Data supplied:
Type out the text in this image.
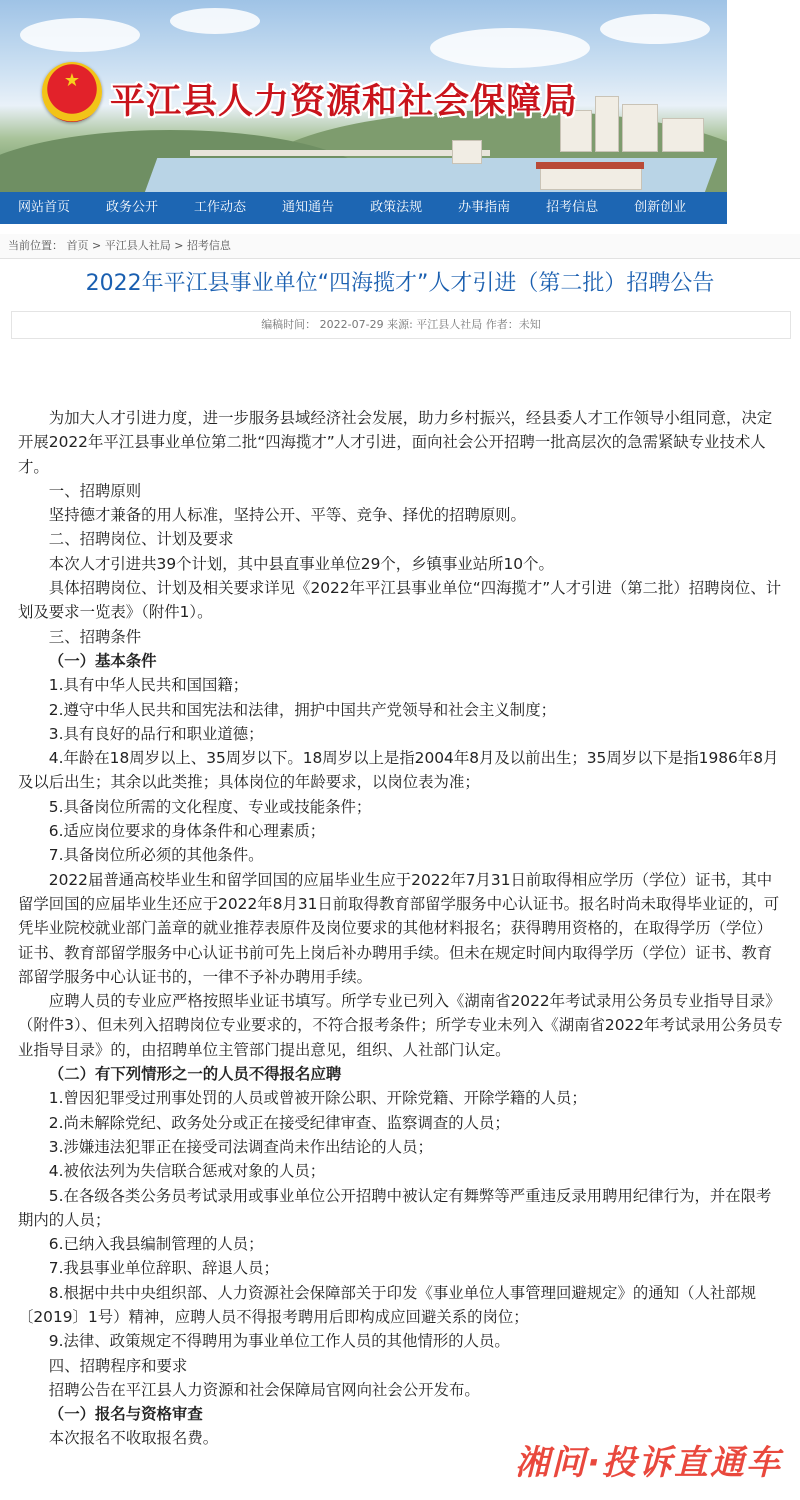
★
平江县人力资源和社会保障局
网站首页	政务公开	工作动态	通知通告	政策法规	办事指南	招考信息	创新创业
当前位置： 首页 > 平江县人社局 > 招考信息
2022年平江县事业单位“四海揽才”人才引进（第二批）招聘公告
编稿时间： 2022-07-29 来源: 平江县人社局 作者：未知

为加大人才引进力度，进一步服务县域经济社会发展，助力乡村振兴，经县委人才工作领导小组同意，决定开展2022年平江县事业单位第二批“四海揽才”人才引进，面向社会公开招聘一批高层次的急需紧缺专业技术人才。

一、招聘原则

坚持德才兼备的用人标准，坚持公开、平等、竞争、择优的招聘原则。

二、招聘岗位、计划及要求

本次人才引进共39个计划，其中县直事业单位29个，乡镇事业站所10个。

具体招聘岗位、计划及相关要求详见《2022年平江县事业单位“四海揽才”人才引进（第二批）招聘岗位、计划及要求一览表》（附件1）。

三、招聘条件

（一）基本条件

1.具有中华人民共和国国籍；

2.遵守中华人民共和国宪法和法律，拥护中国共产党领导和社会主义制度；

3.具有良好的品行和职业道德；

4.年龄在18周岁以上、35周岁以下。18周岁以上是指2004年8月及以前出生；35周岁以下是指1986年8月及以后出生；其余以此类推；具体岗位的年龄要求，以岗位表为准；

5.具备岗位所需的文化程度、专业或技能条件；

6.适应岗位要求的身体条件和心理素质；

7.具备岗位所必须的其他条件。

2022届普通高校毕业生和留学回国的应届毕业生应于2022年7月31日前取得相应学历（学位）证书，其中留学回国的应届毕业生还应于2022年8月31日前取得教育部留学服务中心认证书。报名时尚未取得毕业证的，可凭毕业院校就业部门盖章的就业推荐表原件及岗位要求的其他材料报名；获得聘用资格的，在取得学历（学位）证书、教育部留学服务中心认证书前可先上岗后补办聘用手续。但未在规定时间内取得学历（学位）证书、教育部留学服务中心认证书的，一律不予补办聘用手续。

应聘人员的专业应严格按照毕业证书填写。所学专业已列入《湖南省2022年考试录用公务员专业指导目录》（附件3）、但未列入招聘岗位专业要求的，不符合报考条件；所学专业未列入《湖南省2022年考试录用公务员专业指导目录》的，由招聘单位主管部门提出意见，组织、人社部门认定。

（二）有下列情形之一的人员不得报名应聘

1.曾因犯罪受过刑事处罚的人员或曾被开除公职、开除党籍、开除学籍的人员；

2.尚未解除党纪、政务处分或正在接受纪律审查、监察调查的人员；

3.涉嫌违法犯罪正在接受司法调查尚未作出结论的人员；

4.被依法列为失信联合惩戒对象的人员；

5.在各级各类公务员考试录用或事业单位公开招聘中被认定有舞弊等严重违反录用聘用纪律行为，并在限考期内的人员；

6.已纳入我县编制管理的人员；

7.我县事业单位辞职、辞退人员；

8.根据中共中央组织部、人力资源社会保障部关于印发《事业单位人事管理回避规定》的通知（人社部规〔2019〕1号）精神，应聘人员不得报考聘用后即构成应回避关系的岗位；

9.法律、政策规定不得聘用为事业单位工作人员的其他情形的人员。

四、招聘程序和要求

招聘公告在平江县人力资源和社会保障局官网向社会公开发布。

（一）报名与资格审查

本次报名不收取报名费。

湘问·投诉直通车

--

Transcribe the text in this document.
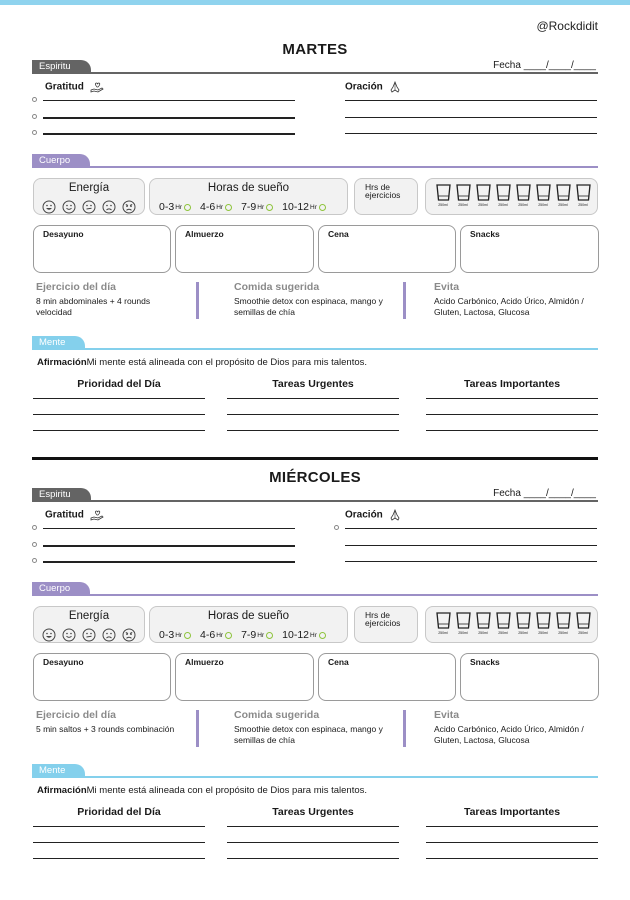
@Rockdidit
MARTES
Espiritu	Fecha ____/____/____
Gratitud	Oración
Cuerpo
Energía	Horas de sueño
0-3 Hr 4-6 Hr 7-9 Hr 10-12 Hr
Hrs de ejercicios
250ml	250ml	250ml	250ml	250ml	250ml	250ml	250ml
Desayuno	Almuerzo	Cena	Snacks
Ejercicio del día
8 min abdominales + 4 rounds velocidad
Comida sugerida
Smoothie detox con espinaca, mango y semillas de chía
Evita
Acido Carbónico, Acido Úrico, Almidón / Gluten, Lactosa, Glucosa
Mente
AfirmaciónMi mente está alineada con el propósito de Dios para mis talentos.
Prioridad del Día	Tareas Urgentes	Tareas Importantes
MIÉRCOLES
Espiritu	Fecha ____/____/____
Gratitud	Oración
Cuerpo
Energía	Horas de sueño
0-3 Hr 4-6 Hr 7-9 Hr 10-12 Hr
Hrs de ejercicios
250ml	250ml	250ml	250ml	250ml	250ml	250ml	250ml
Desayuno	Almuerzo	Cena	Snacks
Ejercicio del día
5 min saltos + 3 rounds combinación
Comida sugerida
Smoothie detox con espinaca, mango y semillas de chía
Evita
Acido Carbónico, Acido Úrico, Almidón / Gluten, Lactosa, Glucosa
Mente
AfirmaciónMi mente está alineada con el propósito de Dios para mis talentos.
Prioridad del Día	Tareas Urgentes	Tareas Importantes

...

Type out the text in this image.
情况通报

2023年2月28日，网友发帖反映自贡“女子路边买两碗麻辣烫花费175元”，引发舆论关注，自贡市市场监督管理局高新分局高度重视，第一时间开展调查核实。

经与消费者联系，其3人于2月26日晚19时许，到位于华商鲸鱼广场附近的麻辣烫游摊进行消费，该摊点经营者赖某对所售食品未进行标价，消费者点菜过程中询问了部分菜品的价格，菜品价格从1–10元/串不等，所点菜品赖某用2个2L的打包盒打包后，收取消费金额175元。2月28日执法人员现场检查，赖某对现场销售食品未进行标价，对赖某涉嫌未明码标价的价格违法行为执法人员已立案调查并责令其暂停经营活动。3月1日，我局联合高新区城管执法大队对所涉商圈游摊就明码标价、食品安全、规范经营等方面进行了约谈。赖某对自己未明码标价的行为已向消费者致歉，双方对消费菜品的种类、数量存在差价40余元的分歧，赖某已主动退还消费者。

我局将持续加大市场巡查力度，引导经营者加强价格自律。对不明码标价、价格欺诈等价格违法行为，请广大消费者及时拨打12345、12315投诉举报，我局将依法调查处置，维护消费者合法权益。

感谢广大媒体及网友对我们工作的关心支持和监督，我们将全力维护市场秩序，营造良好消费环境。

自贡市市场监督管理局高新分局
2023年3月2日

Aim of the exercise:
Copy every line of the records above that contains "四海揽才".

Answer in full:
2022年平江县事业单位“四海揽才”人才引进（第二批）招聘公告
为加大人才引进力度，进一步服务县域经济社会发展，助力乡村振兴，经县委人才工作领导小组同意，决定开展2022年平江县事业单位第二批“四海揽才”人才引进，面向社会公开招聘一批高层次的急需紧缺专业技术人才。
具体招聘岗位、计划及相关要求详见《2022年平江县事业单位“四海揽才”人才引进（第二批）招聘岗位、计划及要求一览表》（附件1）。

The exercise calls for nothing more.